- Rows

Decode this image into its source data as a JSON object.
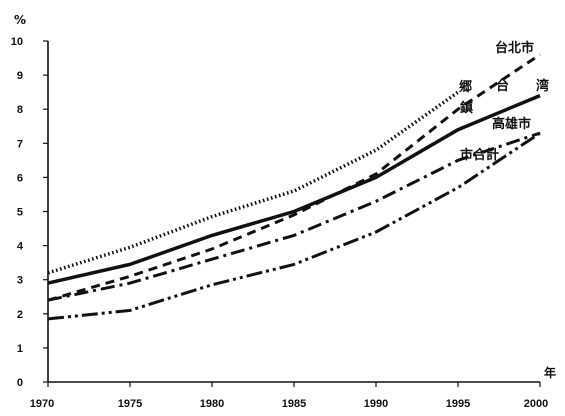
{
  "chart_data": {
    "type": "line",
    "y_unit": "%",
    "x_unit": "年",
    "xlim": [
      1970,
      2000
    ],
    "ylim": [
      0,
      10
    ],
    "x_ticks": [
      "1970",
      "1975",
      "1980",
      "1985",
      "1990",
      "1995",
      "2000"
    ],
    "y_ticks": [
      "0",
      "1",
      "2",
      "3",
      "4",
      "5",
      "6",
      "7",
      "8",
      "9",
      "10"
    ],
    "grid": false,
    "series": [
      {
        "name": "台北市",
        "style": "dashed",
        "x": [
          1970,
          1975,
          1980,
          1985,
          1990,
          1995,
          2000
        ],
        "y": [
          2.4,
          3.1,
          3.9,
          4.9,
          6.1,
          8.0,
          9.6
        ]
      },
      {
        "name": "台　湾",
        "style": "solid",
        "x": [
          1970,
          1975,
          1980,
          1985,
          1990,
          1995,
          2000
        ],
        "y": [
          2.9,
          3.45,
          4.3,
          5.0,
          6.0,
          7.4,
          8.4
        ]
      },
      {
        "name": "郷　鎮",
        "style": "dotted",
        "x": [
          1970,
          1975,
          1980,
          1985,
          1990,
          1995
        ],
        "y": [
          3.2,
          3.95,
          4.85,
          5.6,
          6.8,
          8.5
        ]
      },
      {
        "name": "高雄市",
        "style": "dash-dot",
        "x": [
          1970,
          1975,
          1980,
          1985,
          1990,
          1995,
          2000
        ],
        "y": [
          2.4,
          2.9,
          3.6,
          4.3,
          5.3,
          6.5,
          7.3
        ]
      },
      {
        "name": "市合計",
        "style": "dash-dot-dot",
        "x": [
          1970,
          1975,
          1980,
          1985,
          1990,
          1995,
          2000
        ],
        "y": [
          1.85,
          2.1,
          2.85,
          3.45,
          4.4,
          5.7,
          7.3
        ]
      }
    ]
  }
}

- Task instructions
Only lines with the word "style" should be collected from the material.

- Problem solution
        "style": "dashed",
        "style": "solid",
        "style": "dotted",
        "style": "dash-dot",
        "style": "dash-dot-dot",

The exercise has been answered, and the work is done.